### OBJECTIVE
With the pictures omitted, write out the entries that follow exactly as they stand.

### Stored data
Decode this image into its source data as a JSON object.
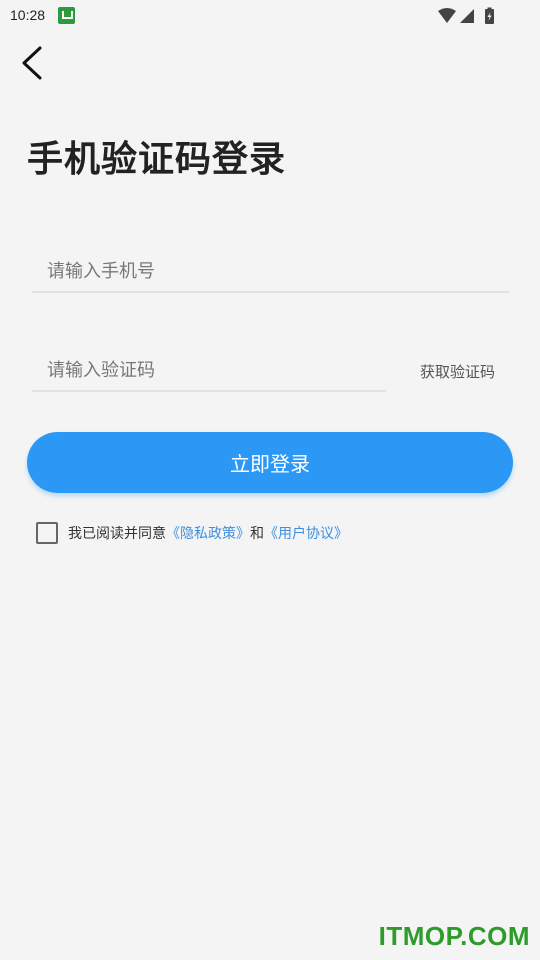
{
  "status_bar": {
    "time": "10:28",
    "icons": [
      "wifi-icon",
      "signal-icon",
      "battery-charging-icon"
    ]
  },
  "header": {
    "back_icon": "chevron-left-icon",
    "title": "手机验证码登录"
  },
  "form": {
    "phone_placeholder": "请输入手机号",
    "code_placeholder": "请输入验证码",
    "get_code_label": "获取验证码",
    "login_label": "立即登录"
  },
  "agreement": {
    "checked": false,
    "prefix": "我已阅读并同意",
    "privacy_link": "《隐私政策》",
    "and": "和",
    "user_link": "《用户协议》"
  },
  "watermark": "ITMOP.COM",
  "colors": {
    "accent": "#2b98f6",
    "link": "#3d8fe0",
    "background": "#f4f4f4"
  }
}
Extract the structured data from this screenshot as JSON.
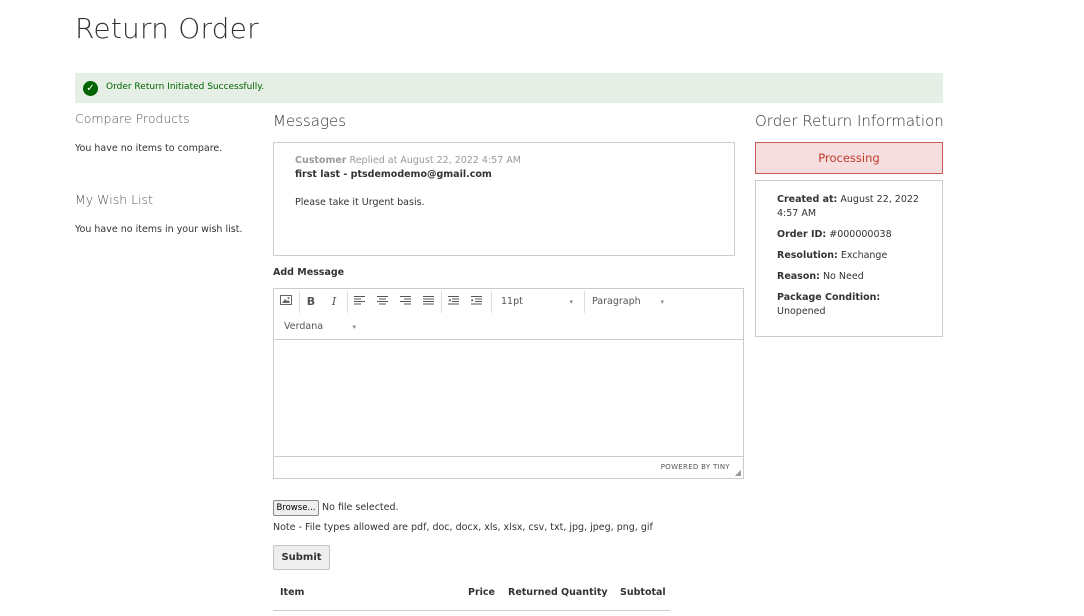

### WORKED ANSWER
Decode this image into its source data as a JSON object.
{
  "status_bar": {
    "time": "10:28",
    "icons": [
      "wifi-icon",
      "signal-icon",
      "battery-charging-icon"
    ]
  },
  "header": {
    "back_icon": "chevron-left-icon",
    "title": "手机验证码登录"
  },
  "form": {
    "phone_placeholder": "请输入手机号",
    "code_placeholder": "请输入验证码",
    "get_code_label": "获取验证码",
    "login_label": "立即登录"
  },
  "agreement": {
    "checked": false,
    "prefix": "我已阅读并同意",
    "privacy_link": "《隐私政策》",
    "and": "和",
    "user_link": "《用户协议》"
  },
  "watermark": "ITMOP.COM",
  "colors": {
    "accent": "#2b98f6",
    "link": "#3d8fe0",
    "background": "#f4f4f4"
  }
}
Extract the structured data from this screenshot as JSON.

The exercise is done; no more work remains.